• Task goal
The records below hold pictures; please leave those out and retype the rest exactly.

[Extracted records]
──────

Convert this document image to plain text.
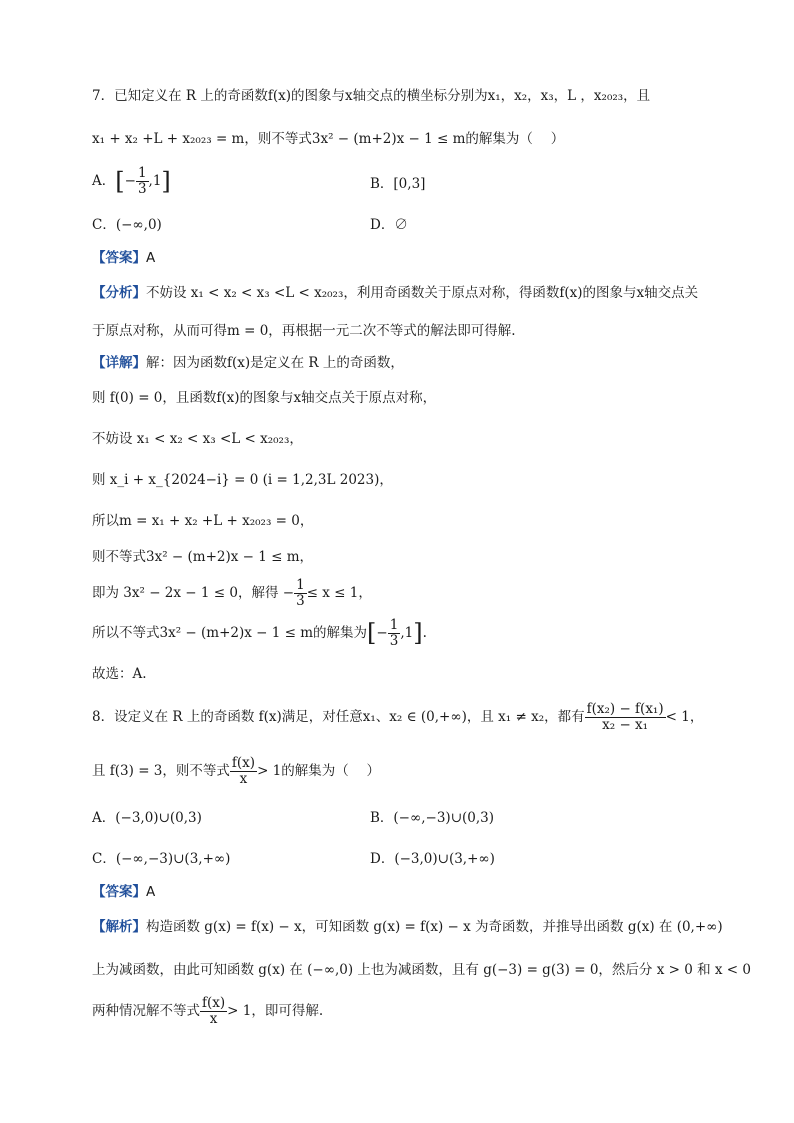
7．已知定义在 R 上的奇函数f(x)的图象与x轴交点的横坐标分别为x₁，x₂，x₃，L ，x₂₀₂₃，且
x₁ + x₂ +L + x₂₀₂₃ = m，则不等式3x² − (m+2)x − 1 ≤ m的解集为（　 ）
A．[− $\frac{1}{3} ,1$]	B．[0,3]
C．(−∞,0)	D．∅
【答案】A
【分析】不妨设 x₁ < x₂ < x₃ <L < x₂₀₂₃，利用奇函数关于原点对称，得函数f(x)的图象与x轴交点关
于原点对称，从而可得m = 0，再根据一元二次不等式的解法即可得解.
【详解】解：因为函数f(x)是定义在 R 上的奇函数，
则 f(0) = 0，且函数f(x)的图象与x轴交点关于原点对称，
不妨设 x₁ < x₂ < x₃ <L < x₂₀₂₃，
则 x_i + x_{2024−i} = 0 (i = 1,2,3L 2023)，
所以m = x₁ + x₂ +L + x₂₀₂₃ = 0，
则不等式3x² − (m+2)x − 1 ≤ m，
即为 3x² − 2x − 1 ≤ 0，解得 − $\frac{1}{3} \le x \le 1$，
所以不等式3x² − (m+2)x − 1 ≤ m的解集为[− $\frac{1}{3} ,1$].
故选：A.
8．设定义在 R 上的奇函数 f(x)满足，对任意x₁、x₂ ∈ (0,+∞)，且 x₁ ≠ x₂，都有 $\frac{\text{f(x₂) − f(x₁)}}{\text{x₂ − x₁}} < 1$，
且 f(3) = 3，则不等式 $\frac{f(x)}{x} > 1$的解集为（　 ）
A．(−3,0)∪(0,3)	B．(−∞,−3)∪(0,3)
C．(−∞,−3)∪(3,+∞)	D．(−3,0)∪(3,+∞)
【答案】A
【解析】构造函数 g(x) = f(x) − x，可知函数 g(x) = f(x) − x 为奇函数，并推导出函数 g(x) 在 (0,+∞)
上为减函数，由此可知函数 g(x) 在 (−∞,0) 上也为减函数，且有 g(−3) = g(3) = 0，然后分 x > 0 和 x < 0
两种情况解不等式 $\frac{f(x)}{x} > 1$，即可得解.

──────

• Complete response
Convert this document image to plain text.
7．已知定义在 R 上的奇函数f(x)的图象与x轴交点的横坐标分别为x₁，x₂，x₃，L ，x₂₀₂₃，且
x₁ + x₂ +L + x₂₀₂₃ = m，则不等式3x² − (m+2)x − 1 ≤ m的解集为（　 ）
A．[− $\frac{1}{3} ,1$]	B．[0,3]
C．(−∞,0)	D．∅
【答案】A
【分析】不妨设 x₁ < x₂ < x₃ <L < x₂₀₂₃，利用奇函数关于原点对称，得函数f(x)的图象与x轴交点关
于原点对称，从而可得m = 0，再根据一元二次不等式的解法即可得解.
【详解】解：因为函数f(x)是定义在 R 上的奇函数，
则 f(0) = 0，且函数f(x)的图象与x轴交点关于原点对称，
不妨设 x₁ < x₂ < x₃ <L < x₂₀₂₃，
则 x_i + x_{2024−i} = 0 (i = 1,2,3L 2023)，
所以m = x₁ + x₂ +L + x₂₀₂₃ = 0，
则不等式3x² − (m+2)x − 1 ≤ m，
即为 3x² − 2x − 1 ≤ 0，解得 − $\frac{1}{3} \le x \le 1$，
所以不等式3x² − (m+2)x − 1 ≤ m的解集为[− $\frac{1}{3} ,1$].
故选：A.
8．设定义在 R 上的奇函数 f(x)满足，对任意x₁、x₂ ∈ (0,+∞)，且 x₁ ≠ x₂，都有 $\frac{\text{f(x₂) − f(x₁)}}{\text{x₂ − x₁}} < 1$，
且 f(3) = 3，则不等式 $\frac{f(x)}{x} > 1$的解集为（　 ）
A．(−3,0)∪(0,3)	B．(−∞,−3)∪(0,3)
C．(−∞,−3)∪(3,+∞)	D．(−3,0)∪(3,+∞)
【答案】A
【解析】构造函数 g(x) = f(x) − x，可知函数 g(x) = f(x) − x 为奇函数，并推导出函数 g(x) 在 (0,+∞)
上为减函数，由此可知函数 g(x) 在 (−∞,0) 上也为减函数，且有 g(−3) = g(3) = 0，然后分 x > 0 和 x < 0
两种情况解不等式 $\frac{f(x)}{x} > 1$，即可得解.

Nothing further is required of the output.